(Supplied entries begins)
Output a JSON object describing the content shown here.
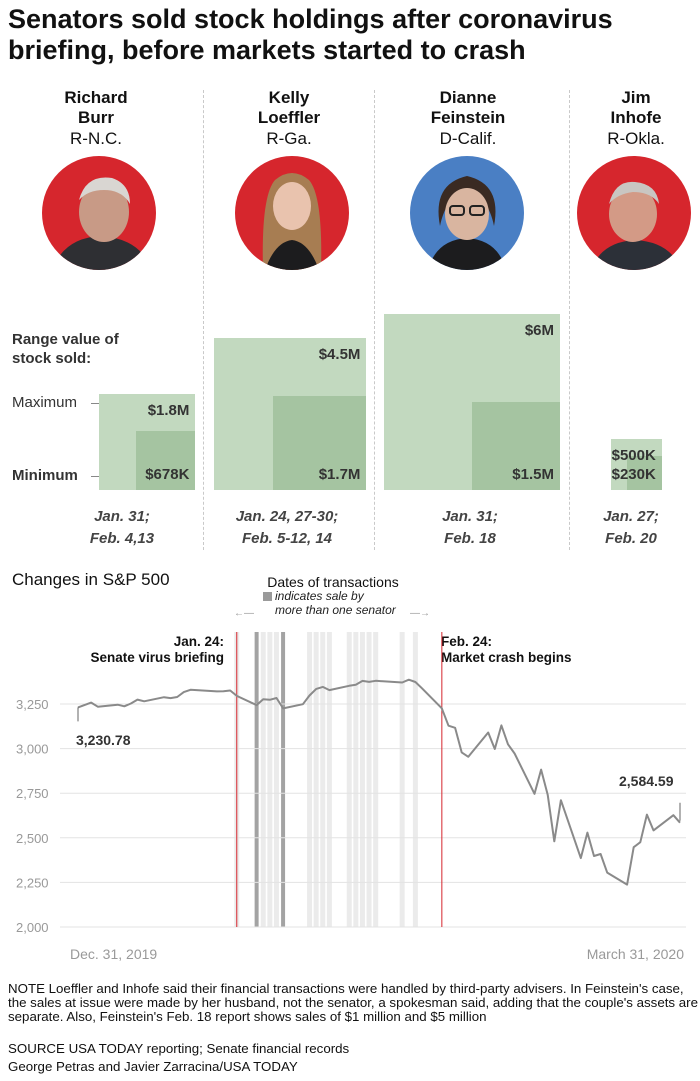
{
  "title": "Senators sold stock holdings after coronavirus briefing, before markets started to crash",
  "colors": {
    "republican": "#d6262d",
    "democrat": "#4a7fc4",
    "max_bar": "#c2d9bf",
    "min_bar": "#a5c4a1",
    "line": "#8a8a8a",
    "marker": "#d6262d"
  },
  "senators": [
    {
      "name": "Richard\nBurr",
      "party": "R-N.C.",
      "max_label": "$1.8M",
      "min_label": "$678K",
      "dates_line1": "Jan. 31;",
      "dates_line2": "Feb. 4,13"
    },
    {
      "name": "Kelly\nLoeffler",
      "party": "R-Ga.",
      "max_label": "$4.5M",
      "min_label": "$1.7M",
      "dates_line1": "Jan. 24, 27-30;",
      "dates_line2": "Feb. 5-12, 14"
    },
    {
      "name": "Dianne\nFeinstein",
      "party": "D-Calif.",
      "max_label": "$6M",
      "min_label": "$1.5M",
      "dates_line1": "Jan. 31;",
      "dates_line2": "Feb. 18"
    },
    {
      "name": "Jim\nInhofe",
      "party": "R-Okla.",
      "max_label": "$500K",
      "min_label": "$230K",
      "dates_line1": "Jan. 27;",
      "dates_line2": "Feb. 20"
    }
  ],
  "bar_labels": {
    "heading": "Range value of\nstock sold:",
    "maximum": "Maximum",
    "minimum": "Minimum"
  },
  "sp_section": {
    "title": "Changes in S&P 500",
    "legend_title": "Dates of transactions",
    "legend_note_line1": "indicates sale by",
    "legend_note_line2": "more than one senator",
    "event_left_date": "Jan. 24:",
    "event_left_text": "Senate virus briefing",
    "event_right_date": "Feb. 24:",
    "event_right_text": "Market crash begins",
    "start_value_label": "3,230.78",
    "end_value_label": "2,584.59"
  },
  "chart_data": [
    {
      "type": "bar",
      "title": "Range value of stock sold:",
      "categories": [
        "Richard Burr",
        "Kelly Loeffler",
        "Dianne Feinstein",
        "Jim Inhofe"
      ],
      "series": [
        {
          "name": "Maximum",
          "values": [
            1800000,
            4500000,
            6000000,
            500000
          ]
        },
        {
          "name": "Minimum",
          "values": [
            678000,
            1700000,
            1500000,
            230000
          ]
        }
      ]
    },
    {
      "type": "line",
      "title": "Changes in S&P 500",
      "x_start": "Dec. 31, 2019",
      "x_end": "March 31, 2020",
      "yticks": [
        2000,
        2250,
        2500,
        2750,
        3000,
        3250
      ],
      "ytick_labels": [
        "2,000",
        "2,250",
        "2,500",
        "2,750",
        "3,000",
        "3,250"
      ],
      "ylim": [
        2000,
        3300
      ],
      "grid": true,
      "x": [
        "2019-12-31",
        "2020-01-02",
        "2020-01-03",
        "2020-01-06",
        "2020-01-07",
        "2020-01-08",
        "2020-01-09",
        "2020-01-10",
        "2020-01-13",
        "2020-01-14",
        "2020-01-15",
        "2020-01-16",
        "2020-01-17",
        "2020-01-21",
        "2020-01-22",
        "2020-01-23",
        "2020-01-24",
        "2020-01-27",
        "2020-01-28",
        "2020-01-29",
        "2020-01-30",
        "2020-01-31",
        "2020-02-03",
        "2020-02-04",
        "2020-02-05",
        "2020-02-06",
        "2020-02-07",
        "2020-02-10",
        "2020-02-11",
        "2020-02-12",
        "2020-02-13",
        "2020-02-14",
        "2020-02-18",
        "2020-02-19",
        "2020-02-20",
        "2020-02-21",
        "2020-02-24",
        "2020-02-25",
        "2020-02-26",
        "2020-02-27",
        "2020-02-28",
        "2020-03-02",
        "2020-03-03",
        "2020-03-04",
        "2020-03-05",
        "2020-03-06",
        "2020-03-09",
        "2020-03-10",
        "2020-03-11",
        "2020-03-12",
        "2020-03-13",
        "2020-03-16",
        "2020-03-17",
        "2020-03-18",
        "2020-03-19",
        "2020-03-20",
        "2020-03-23",
        "2020-03-24",
        "2020-03-25",
        "2020-03-26",
        "2020-03-27",
        "2020-03-30",
        "2020-03-31"
      ],
      "values": [
        3230.78,
        3257.85,
        3234.85,
        3246.28,
        3237.18,
        3253.05,
        3274.7,
        3265.35,
        3288.13,
        3283.15,
        3289.29,
        3316.81,
        3329.62,
        3320.79,
        3321.75,
        3325.54,
        3295.47,
        3243.63,
        3276.24,
        3273.4,
        3283.66,
        3225.52,
        3248.92,
        3297.59,
        3334.69,
        3345.78,
        3327.71,
        3352.09,
        3357.75,
        3379.45,
        3373.94,
        3380.16,
        3370.29,
        3386.15,
        3373.23,
        3337.75,
        3225.89,
        3128.21,
        3116.39,
        2978.76,
        2954.22,
        3090.23,
        2997.73,
        3130.12,
        3023.94,
        2972.37,
        2746.56,
        2882.23,
        2741.38,
        2480.64,
        2711.02,
        2386.13,
        2529.19,
        2398.1,
        2409.39,
        2304.92,
        2237.4,
        2447.33,
        2475.56,
        2630.07,
        2541.47,
        2626.65,
        2584.59
      ],
      "transaction_dates": [
        "2020-01-24",
        "2020-01-27",
        "2020-01-28",
        "2020-01-29",
        "2020-01-30",
        "2020-01-31",
        "2020-02-04",
        "2020-02-05",
        "2020-02-06",
        "2020-02-07",
        "2020-02-10",
        "2020-02-11",
        "2020-02-12",
        "2020-02-13",
        "2020-02-14",
        "2020-02-18",
        "2020-02-20"
      ],
      "multi_senator_dates": [
        "2020-01-27",
        "2020-01-31"
      ],
      "events": [
        {
          "date": "2020-01-24",
          "label": "Jan. 24: Senate virus briefing"
        },
        {
          "date": "2020-02-24",
          "label": "Feb. 24: Market crash begins"
        }
      ]
    }
  ],
  "footer": {
    "note": "NOTE Loeffler and Inhofe said their financial transactions were handled by third-party advisers. In Feinstein's case, the sales at issue were made by her husband, not the senator, a spokesman said, adding that the couple's assets are separate. Also, Feinstein's Feb. 18 report shows sales of $1 million and $5 million",
    "source": "SOURCE USA TODAY reporting; Senate financial records",
    "credit": "George Petras and Javier Zarracina/USA TODAY"
  }
}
(Supplied entries ends)
Aim of the task:
Copy out every line in the listing where the word "sold" appears.

Exercise result:
  "title": "Senators sold stock holdings after coronavirus briefing, before markets started to crash",
    "heading": "Range value of\nstock sold:",
      "title": "Range value of stock sold:",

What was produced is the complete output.